Brief: Search the listing for the string "text" and copy every line that contains it.

Records to process:

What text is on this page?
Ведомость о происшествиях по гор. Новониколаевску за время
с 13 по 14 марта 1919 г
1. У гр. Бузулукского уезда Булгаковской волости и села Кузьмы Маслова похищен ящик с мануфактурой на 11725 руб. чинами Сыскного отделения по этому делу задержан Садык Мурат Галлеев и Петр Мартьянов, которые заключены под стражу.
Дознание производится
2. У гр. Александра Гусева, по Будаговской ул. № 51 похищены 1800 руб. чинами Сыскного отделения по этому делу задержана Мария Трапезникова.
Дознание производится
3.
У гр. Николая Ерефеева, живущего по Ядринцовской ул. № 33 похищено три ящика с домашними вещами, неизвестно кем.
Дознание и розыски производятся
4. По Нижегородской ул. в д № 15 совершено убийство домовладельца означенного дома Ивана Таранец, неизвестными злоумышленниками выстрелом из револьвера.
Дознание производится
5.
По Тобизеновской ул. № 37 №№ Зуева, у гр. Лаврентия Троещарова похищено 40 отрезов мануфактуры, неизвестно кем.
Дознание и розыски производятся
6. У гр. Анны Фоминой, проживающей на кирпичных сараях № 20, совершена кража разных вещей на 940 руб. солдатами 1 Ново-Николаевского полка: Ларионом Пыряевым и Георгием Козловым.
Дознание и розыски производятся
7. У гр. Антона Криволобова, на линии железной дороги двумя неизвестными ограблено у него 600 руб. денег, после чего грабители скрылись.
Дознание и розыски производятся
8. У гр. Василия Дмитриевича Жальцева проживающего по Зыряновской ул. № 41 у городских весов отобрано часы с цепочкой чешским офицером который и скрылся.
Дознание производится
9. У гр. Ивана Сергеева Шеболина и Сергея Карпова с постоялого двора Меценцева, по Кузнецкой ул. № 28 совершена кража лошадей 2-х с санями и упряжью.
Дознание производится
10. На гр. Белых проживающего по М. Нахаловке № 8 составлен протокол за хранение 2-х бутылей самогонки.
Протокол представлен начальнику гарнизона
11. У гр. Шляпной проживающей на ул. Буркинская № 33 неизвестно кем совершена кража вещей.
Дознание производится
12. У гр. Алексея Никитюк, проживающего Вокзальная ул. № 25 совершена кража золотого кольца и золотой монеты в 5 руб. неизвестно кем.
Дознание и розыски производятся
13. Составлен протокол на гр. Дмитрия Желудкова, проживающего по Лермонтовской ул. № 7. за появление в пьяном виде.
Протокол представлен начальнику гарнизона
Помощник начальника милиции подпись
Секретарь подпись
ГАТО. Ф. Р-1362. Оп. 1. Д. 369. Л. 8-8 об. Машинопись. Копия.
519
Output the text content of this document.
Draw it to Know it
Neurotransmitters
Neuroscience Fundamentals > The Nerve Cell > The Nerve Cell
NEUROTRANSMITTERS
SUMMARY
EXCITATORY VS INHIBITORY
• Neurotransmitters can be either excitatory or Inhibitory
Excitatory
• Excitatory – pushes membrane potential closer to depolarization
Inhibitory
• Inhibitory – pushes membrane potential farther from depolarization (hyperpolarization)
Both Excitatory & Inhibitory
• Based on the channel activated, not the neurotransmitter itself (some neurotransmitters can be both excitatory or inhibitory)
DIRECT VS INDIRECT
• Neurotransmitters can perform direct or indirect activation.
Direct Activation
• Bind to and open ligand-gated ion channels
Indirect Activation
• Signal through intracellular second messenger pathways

Correct output:
What text is on this page?
Output the text content of this document.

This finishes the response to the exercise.